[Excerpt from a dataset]

--- BEGIN ---

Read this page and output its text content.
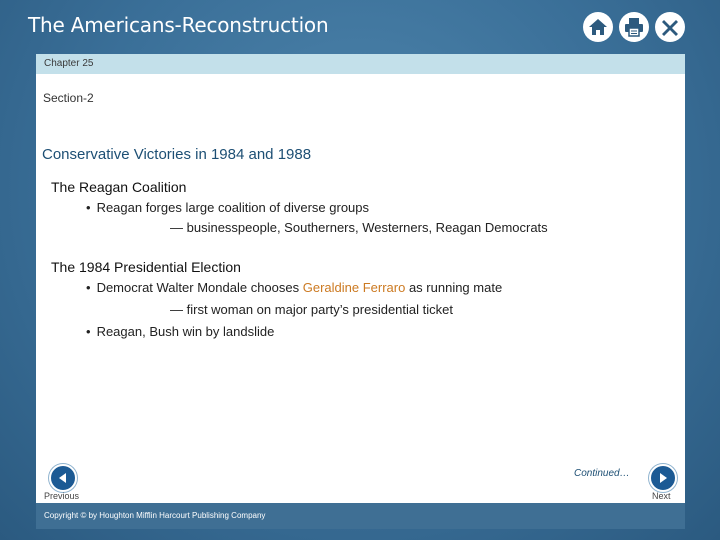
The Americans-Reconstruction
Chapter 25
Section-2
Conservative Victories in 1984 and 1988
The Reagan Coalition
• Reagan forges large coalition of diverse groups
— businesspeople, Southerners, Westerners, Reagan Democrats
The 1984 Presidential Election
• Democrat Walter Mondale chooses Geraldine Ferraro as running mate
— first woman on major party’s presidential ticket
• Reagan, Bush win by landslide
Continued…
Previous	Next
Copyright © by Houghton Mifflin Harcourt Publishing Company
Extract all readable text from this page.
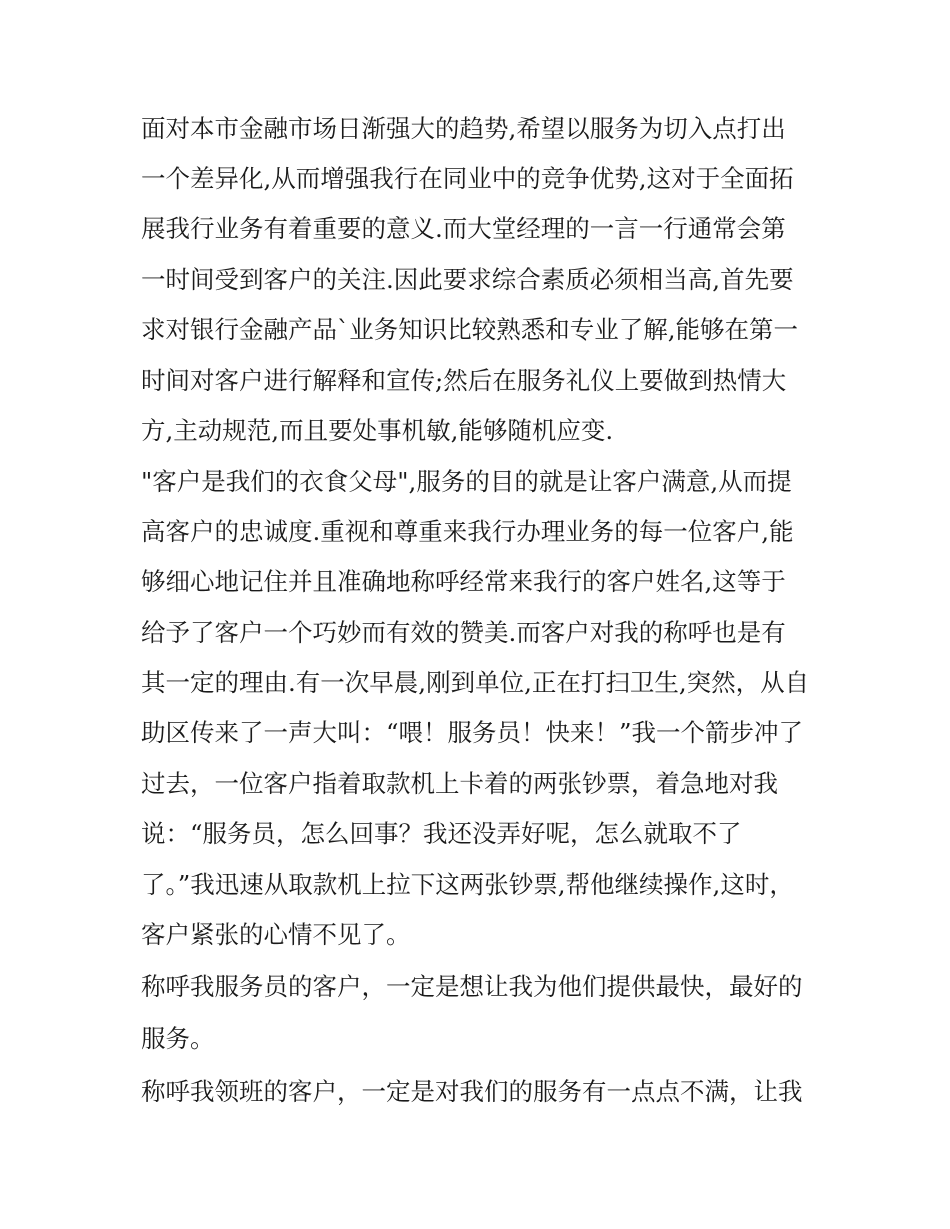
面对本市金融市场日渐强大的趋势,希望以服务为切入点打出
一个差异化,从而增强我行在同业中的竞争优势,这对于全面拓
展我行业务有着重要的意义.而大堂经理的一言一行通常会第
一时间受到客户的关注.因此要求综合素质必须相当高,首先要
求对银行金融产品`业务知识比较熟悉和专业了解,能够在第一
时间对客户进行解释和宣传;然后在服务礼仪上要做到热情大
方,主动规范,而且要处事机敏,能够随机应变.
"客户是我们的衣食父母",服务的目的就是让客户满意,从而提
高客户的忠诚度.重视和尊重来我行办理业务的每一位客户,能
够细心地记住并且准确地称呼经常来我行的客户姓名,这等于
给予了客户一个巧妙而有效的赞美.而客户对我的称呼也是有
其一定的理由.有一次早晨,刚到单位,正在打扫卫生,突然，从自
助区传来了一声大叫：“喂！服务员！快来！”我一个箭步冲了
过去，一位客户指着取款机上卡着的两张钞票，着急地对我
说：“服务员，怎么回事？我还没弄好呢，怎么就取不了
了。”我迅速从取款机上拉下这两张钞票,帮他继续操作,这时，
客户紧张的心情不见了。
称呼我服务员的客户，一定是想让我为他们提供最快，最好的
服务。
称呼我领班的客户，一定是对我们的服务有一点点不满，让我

--- END ---

Task to carry out: Copy every single line of the material above that holds "this".

The result:
Read this page and output its text content.
Extract all readable text from this page.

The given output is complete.